■ Exercise goal
Select and copy out every line in the records containing "United".

■ Entries shown
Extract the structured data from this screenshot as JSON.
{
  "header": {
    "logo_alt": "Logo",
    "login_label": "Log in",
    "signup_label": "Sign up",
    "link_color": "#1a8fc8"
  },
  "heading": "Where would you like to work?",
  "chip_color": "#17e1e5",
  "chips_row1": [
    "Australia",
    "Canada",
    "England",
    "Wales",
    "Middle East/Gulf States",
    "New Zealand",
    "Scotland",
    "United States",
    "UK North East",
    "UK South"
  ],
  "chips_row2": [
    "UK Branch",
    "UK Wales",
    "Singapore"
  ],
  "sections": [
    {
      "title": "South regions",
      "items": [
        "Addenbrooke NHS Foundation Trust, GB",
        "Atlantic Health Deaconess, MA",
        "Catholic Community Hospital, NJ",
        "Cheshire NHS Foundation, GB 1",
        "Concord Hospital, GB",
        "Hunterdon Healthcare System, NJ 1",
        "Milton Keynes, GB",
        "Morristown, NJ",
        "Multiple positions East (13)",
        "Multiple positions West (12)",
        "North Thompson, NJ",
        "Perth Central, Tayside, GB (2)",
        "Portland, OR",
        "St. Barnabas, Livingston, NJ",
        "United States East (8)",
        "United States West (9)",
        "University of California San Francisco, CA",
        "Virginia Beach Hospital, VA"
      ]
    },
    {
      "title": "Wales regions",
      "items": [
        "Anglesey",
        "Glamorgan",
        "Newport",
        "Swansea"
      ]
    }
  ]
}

■ Result of this exercise
    "United States",
        "United States East (8)",
        "United States West (9)",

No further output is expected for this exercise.